Exercise objective: Where a line in the listing below contains the word "bottom", copy that line.

Supplied data:
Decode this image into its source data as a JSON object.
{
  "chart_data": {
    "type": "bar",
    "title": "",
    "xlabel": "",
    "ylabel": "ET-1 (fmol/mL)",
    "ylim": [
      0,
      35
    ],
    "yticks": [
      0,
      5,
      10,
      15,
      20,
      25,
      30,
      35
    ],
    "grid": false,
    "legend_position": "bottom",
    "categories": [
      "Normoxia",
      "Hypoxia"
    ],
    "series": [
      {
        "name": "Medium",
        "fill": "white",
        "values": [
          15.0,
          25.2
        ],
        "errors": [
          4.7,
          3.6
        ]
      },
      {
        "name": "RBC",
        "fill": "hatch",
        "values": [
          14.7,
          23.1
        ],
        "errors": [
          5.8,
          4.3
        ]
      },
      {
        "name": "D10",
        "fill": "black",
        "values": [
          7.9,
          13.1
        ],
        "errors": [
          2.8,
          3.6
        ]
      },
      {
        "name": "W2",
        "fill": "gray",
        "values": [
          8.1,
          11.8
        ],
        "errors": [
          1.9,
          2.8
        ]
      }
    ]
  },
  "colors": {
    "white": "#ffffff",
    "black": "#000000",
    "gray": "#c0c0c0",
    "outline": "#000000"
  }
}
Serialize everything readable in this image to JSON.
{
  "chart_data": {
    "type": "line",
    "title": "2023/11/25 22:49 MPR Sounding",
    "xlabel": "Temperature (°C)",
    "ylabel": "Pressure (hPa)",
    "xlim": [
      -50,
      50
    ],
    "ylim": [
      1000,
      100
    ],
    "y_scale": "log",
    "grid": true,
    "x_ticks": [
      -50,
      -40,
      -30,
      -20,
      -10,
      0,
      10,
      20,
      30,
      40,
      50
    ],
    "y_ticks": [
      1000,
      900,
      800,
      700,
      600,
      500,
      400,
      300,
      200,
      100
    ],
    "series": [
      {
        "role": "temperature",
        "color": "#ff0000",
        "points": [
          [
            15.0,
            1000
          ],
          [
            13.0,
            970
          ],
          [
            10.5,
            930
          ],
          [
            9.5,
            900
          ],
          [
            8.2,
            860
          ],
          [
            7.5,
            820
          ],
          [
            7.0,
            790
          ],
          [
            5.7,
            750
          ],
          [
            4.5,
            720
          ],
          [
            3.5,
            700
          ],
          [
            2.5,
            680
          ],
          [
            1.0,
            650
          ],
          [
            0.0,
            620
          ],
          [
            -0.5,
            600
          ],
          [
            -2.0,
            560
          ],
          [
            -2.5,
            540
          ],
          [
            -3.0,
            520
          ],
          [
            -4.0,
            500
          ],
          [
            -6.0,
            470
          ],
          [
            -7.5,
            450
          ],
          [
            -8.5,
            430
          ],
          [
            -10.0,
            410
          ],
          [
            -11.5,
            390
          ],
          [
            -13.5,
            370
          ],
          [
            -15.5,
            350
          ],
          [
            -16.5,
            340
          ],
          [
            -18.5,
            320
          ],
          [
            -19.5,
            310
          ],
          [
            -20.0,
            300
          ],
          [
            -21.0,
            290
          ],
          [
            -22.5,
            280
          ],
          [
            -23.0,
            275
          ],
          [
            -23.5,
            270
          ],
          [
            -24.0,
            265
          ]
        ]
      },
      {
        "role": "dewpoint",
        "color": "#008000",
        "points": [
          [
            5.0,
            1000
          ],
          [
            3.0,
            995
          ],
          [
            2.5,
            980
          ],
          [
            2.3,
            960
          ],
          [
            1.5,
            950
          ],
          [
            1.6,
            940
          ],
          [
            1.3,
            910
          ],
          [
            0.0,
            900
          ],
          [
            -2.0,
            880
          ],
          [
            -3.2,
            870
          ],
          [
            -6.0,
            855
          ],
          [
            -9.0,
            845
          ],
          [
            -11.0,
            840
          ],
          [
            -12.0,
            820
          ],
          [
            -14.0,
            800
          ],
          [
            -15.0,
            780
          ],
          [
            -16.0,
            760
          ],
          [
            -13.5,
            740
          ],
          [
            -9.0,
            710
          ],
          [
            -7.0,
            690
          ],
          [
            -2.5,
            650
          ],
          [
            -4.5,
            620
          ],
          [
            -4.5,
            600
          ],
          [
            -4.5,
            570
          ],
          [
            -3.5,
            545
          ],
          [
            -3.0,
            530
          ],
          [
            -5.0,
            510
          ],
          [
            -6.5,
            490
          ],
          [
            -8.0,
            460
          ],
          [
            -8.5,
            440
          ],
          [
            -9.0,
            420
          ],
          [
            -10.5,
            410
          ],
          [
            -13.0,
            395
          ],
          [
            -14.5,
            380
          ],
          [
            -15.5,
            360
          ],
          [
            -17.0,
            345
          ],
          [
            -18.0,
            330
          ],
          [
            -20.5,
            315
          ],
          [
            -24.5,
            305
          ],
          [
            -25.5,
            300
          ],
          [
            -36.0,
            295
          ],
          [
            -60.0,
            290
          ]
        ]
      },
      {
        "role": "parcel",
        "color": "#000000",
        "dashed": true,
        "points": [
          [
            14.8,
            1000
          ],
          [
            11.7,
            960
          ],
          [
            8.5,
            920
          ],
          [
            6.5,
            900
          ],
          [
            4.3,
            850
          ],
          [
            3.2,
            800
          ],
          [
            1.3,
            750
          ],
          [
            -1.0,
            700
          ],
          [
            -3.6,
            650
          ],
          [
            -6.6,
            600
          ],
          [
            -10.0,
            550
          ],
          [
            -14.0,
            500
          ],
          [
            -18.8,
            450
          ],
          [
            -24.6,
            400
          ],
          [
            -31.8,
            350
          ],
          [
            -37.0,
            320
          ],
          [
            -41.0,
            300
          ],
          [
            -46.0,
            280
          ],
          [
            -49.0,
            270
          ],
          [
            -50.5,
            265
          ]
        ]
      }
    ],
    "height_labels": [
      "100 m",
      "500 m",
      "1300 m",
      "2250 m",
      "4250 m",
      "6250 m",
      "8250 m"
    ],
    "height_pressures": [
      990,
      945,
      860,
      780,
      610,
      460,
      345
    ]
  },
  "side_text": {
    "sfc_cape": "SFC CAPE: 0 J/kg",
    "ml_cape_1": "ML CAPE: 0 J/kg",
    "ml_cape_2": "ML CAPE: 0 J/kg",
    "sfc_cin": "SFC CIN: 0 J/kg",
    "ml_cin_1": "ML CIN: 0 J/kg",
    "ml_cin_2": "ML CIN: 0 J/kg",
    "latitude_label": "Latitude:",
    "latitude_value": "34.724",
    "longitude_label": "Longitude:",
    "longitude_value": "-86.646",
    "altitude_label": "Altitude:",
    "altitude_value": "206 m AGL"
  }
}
---
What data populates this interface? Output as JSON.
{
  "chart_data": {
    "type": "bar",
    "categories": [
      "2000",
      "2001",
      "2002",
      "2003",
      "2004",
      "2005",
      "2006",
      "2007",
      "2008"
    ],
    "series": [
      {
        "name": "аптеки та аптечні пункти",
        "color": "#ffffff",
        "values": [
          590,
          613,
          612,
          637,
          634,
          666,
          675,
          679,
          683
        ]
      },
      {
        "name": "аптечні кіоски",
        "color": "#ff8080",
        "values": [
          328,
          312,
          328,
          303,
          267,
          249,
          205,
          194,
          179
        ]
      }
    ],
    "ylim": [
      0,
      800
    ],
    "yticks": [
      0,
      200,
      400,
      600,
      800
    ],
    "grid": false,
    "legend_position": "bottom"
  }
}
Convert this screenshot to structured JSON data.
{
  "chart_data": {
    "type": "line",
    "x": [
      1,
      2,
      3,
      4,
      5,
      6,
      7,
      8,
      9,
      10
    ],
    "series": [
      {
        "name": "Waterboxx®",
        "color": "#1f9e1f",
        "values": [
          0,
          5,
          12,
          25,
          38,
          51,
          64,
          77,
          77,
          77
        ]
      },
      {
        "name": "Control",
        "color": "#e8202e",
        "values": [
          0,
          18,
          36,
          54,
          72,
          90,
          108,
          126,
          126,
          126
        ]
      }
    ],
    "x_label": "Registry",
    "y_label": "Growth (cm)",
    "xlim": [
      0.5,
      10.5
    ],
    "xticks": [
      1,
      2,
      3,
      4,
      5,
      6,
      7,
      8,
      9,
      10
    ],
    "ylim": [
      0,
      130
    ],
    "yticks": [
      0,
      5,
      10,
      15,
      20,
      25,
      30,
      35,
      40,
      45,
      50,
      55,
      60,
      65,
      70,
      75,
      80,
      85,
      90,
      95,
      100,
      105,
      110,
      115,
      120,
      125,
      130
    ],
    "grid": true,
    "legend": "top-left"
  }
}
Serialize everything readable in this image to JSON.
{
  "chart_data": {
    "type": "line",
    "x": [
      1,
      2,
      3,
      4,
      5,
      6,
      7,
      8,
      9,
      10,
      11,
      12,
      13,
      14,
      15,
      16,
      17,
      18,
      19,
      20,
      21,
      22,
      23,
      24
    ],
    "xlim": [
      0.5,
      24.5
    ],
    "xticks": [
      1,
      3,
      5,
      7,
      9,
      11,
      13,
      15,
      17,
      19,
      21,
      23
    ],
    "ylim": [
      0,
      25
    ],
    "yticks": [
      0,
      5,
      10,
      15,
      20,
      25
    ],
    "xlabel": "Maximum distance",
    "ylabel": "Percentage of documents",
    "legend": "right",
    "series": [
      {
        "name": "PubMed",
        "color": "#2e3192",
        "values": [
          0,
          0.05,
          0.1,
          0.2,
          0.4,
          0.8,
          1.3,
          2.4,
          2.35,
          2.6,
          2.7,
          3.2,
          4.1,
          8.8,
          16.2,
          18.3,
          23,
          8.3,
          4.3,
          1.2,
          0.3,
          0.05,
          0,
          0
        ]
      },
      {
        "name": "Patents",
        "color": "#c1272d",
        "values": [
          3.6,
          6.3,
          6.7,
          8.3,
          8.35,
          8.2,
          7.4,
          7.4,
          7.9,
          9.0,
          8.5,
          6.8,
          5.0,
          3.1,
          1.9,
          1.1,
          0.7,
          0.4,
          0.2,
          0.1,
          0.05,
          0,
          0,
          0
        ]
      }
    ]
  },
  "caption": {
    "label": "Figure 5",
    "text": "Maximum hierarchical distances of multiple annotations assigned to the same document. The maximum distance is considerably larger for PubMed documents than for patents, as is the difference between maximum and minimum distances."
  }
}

Output of the exercise:
    "legend_position": "bottom",
    "legend_position": "bottom"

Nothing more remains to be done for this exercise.